Document page data:
● ● ●

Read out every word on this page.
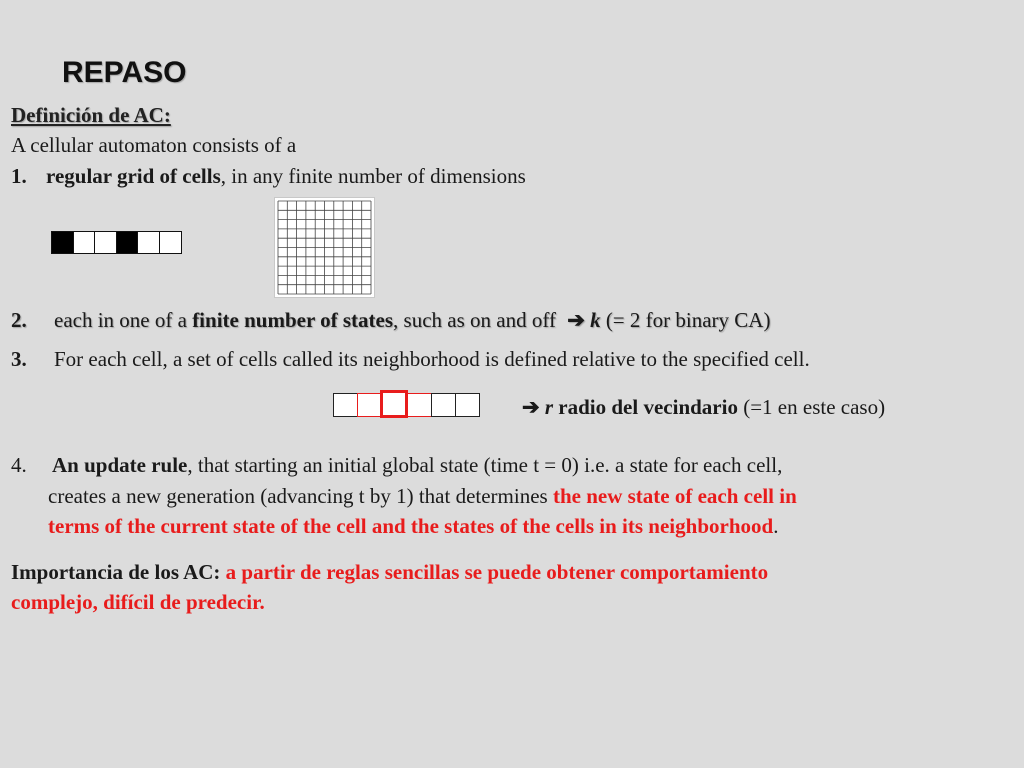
REPASO
Definición de AC:
A cellular automaton consists of a
1. regular grid of cells, in any finite number of dimensions
2. each in one of a finite number of states, such as on and off ➔ k (= 2 for binary CA)
3. For each cell, a set of cells called its neighborhood is defined relative to the specified cell.
➔ r radio del vecindario (=1 en este caso)
4. An update rule, that starting an initial global state (time t = 0) i.e. a state for each cell,
creates a new generation (advancing t by 1) that determines the new state of each cell in
terms of the current state of the cell and the states of the cells in its neighborhood.
Importancia de los AC: a partir de reglas sencillas se puede obtener comportamiento
complejo, difícil de predecir.
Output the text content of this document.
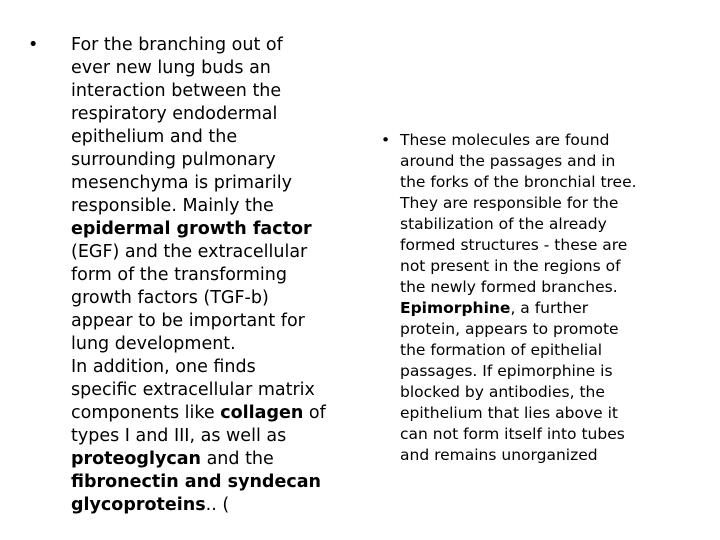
• For the branching out of
ever new lung buds an
interaction between the
respiratory endodermal
epithelium and the
surrounding pulmonary
mesenchyma is primarily
responsible. Mainly the
epidermal growth factor
(EGF) and the extracellular
form of the transforming
growth factors (TGF-b)
appear to be important for
lung development.
In addition, one finds
specific extracellular matrix
components like collagen of
types I and III, as well as
proteoglycan and the
fibronectin and syndecan
glycoproteins.. (
• These molecules are found
around the passages and in
the forks of the bronchial tree.
They are responsible for the
stabilization of the already
formed structures - these are
not present in the regions of
the newly formed branches.
Epimorphine, a further
protein, appears to promote
the formation of epithelial
passages. If epimorphine is
blocked by antibodies, the
epithelium that lies above it
can not form itself into tubes
and remains unorganized
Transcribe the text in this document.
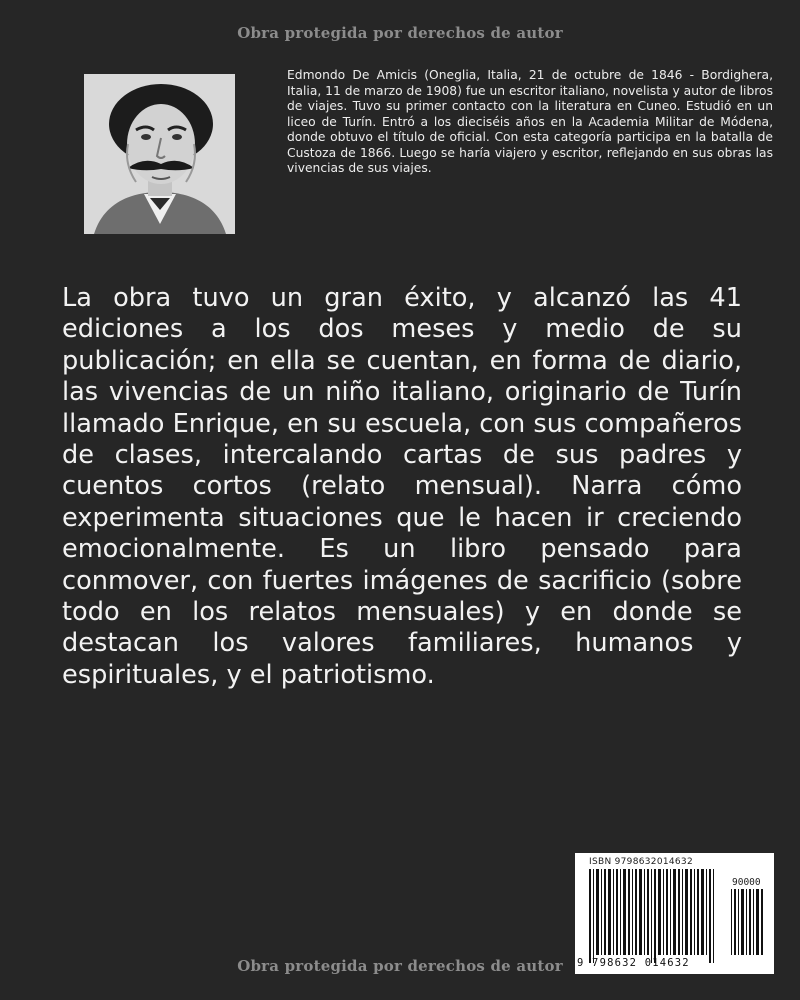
Obra protegida por derechos de autor
Edmondo De Amicis (Oneglia, Italia, 21 de octubre de 1846 - Bordighera, Italia, 11 de marzo de 1908) fue un escritor italiano, novelista y autor de libros de viajes. Tuvo su primer contacto con la literatura en Cuneo. Estudió en un liceo de Turín. Entró a los dieciséis años en la Academia Militar de Módena, donde obtuvo el título de oficial. Con esta categoría participa en la batalla de Custoza de 1866. Luego se haría viajero y escritor, reflejando en sus obras las vivencias de sus viajes.
La obra tuvo un gran éxito, y alcanzó las 41 ediciones a los dos meses y medio de su publicación; en ella se cuentan, en forma de diario, las vivencias de un niño italiano, originario de Turín llamado Enrique, en su escuela, con sus compañeros de clases, intercalando cartas de sus padres y cuentos cortos (relato mensual). Narra cómo experimenta situaciones que le hacen ir creciendo emocionalmente. Es un libro pensado para conmover, con fuertes imágenes de sacrificio (sobre todo en los relatos mensuales) y en donde se destacan los valores familiares, humanos y espirituales, y el patriotismo.
ISBN 9798632014632
90000
9 798632 014632
Obra protegida por derechos de autor
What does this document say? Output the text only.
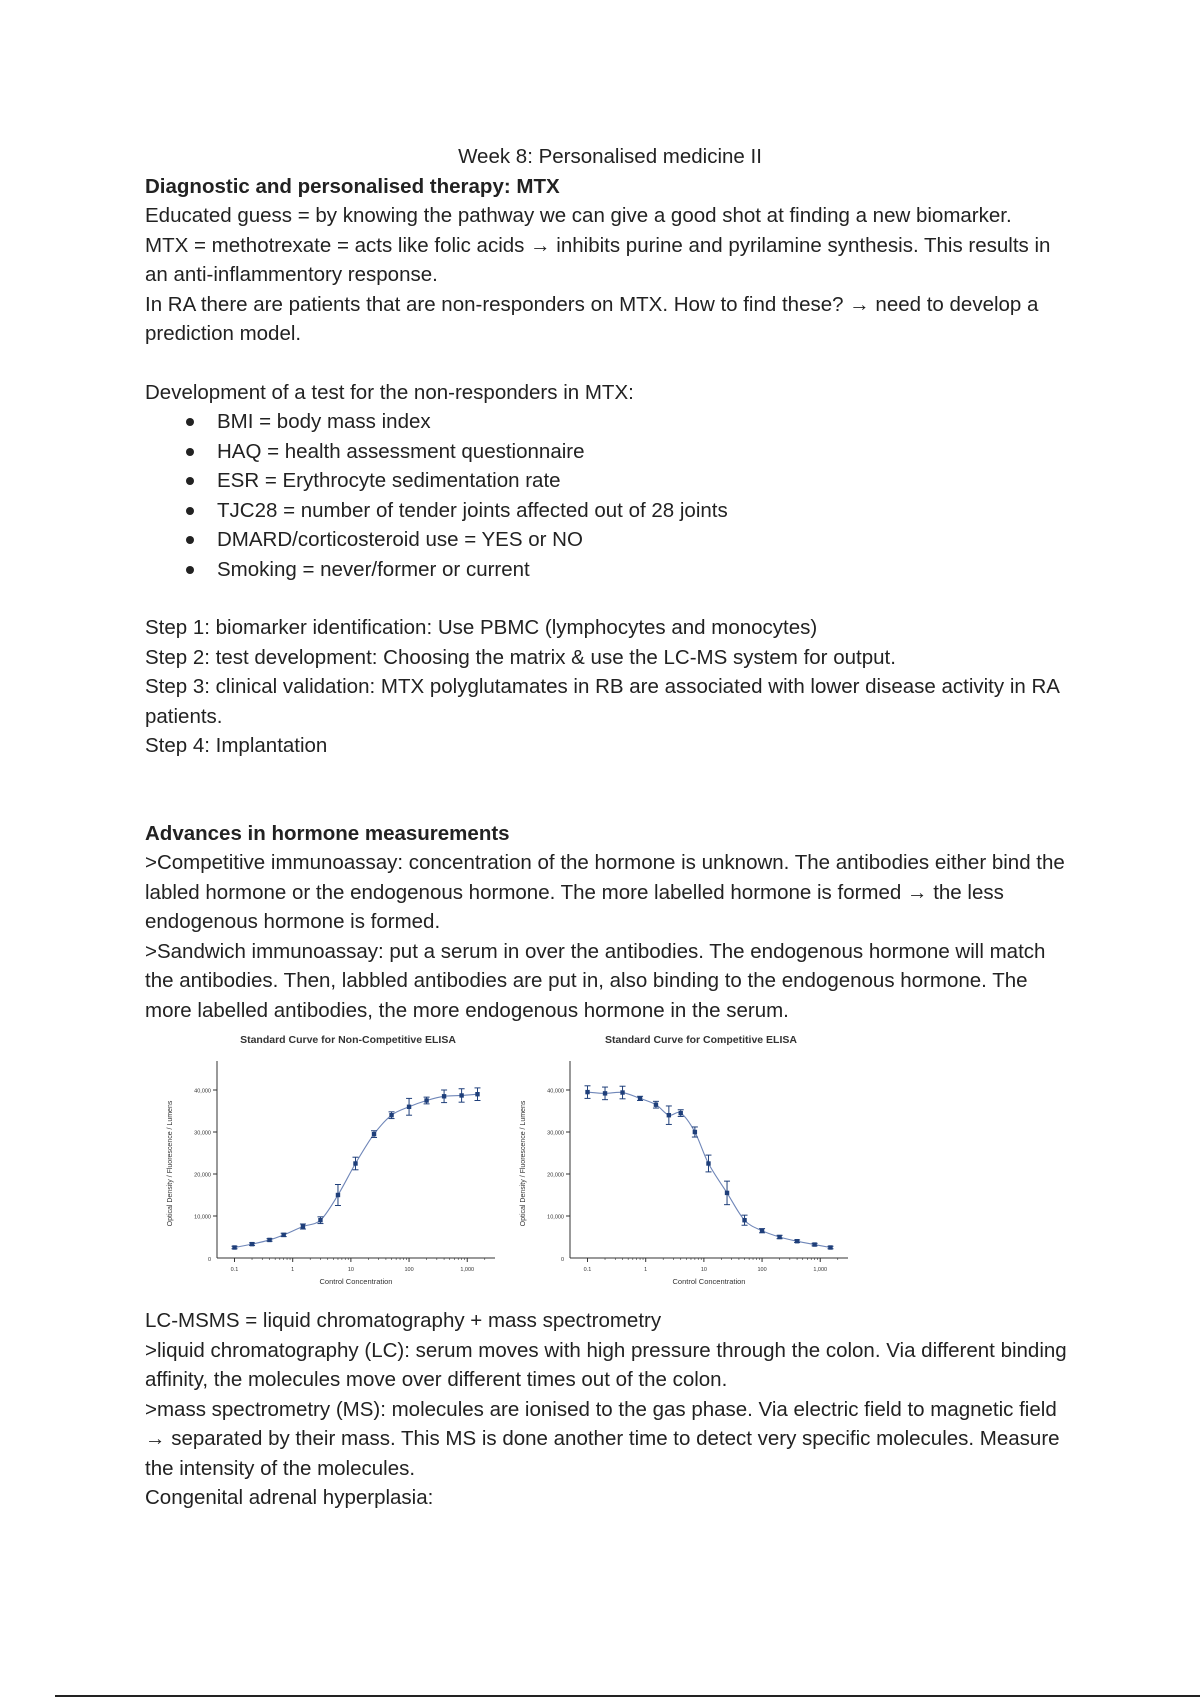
Week 8: Personalised medicine II

Diagnostic and personalised therapy: MTX

Educated guess = by knowing the pathway we can give a good shot at finding a new biomarker.

MTX = methotrexate = acts like folic acids → inhibits purine and pyrilamine synthesis. This results in an anti-inflammentory response.

In RA there are patients that are non-responders on MTX. How to find these? → need to develop a prediction model.

Development of a test for the non-responders in MTX:

BMI = body mass index
HAQ = health assessment questionnaire
ESR = Erythrocyte sedimentation rate
TJC28 = number of tender joints affected out of 28 joints
DMARD/corticosteroid use = YES or NO
Smoking = never/former or current

Step 1: biomarker identification: Use PBMC (lymphocytes and monocytes)

Step 2: test development: Choosing the matrix & use the LC-MS system for output.

Step 3: clinical validation: MTX polyglutamates in RB are associated with lower disease activity in RA patients.

Step 4: Implantation

Advances in hormone measurements

>Competitive immunoassay: concentration of the hormone is unknown. The antibodies either bind the labled hormone or the endogenous hormone. The more labelled hormone is formed → the less endogenous hormone is formed.

>Sandwich immunoassay: put a serum in over the antibodies. The endogenous hormone will match the antibodies. Then, labbled antibodies are put in, also binding to the endogenous hormone. The more labelled antibodies, the more endogenous hormone in the serum.

Standard Curve for Non-Competitive ELISA
10,000
20,000
30,000
40,000
0
0.1	1	10	100	1,000
Control Concentration
Optical Density / Fluorescence / Lumens
Standard Curve for Competitive ELISA
10,000
20,000
30,000
40,000
0
0.1	1	10	100	1,000
Control Concentration
Optical Density / Fluorescence / Lumens

LC-MSMS = liquid chromatography + mass spectrometry

>liquid chromatography (LC): serum moves with high pressure through the colon. Via different binding affinity, the molecules move over different times out of the colon.

>mass spectrometry (MS): molecules are ionised to the gas phase. Via electric field to magnetic field → separated by their mass. This MS is done another time to detect very specific molecules. Measure the intensity of the molecules.

Congenital adrenal hyperplasia:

● ● ●

§ Task to complete
The answer is a single number, the count of lines in the records that contain the string "epithelium".

§ Written answer
2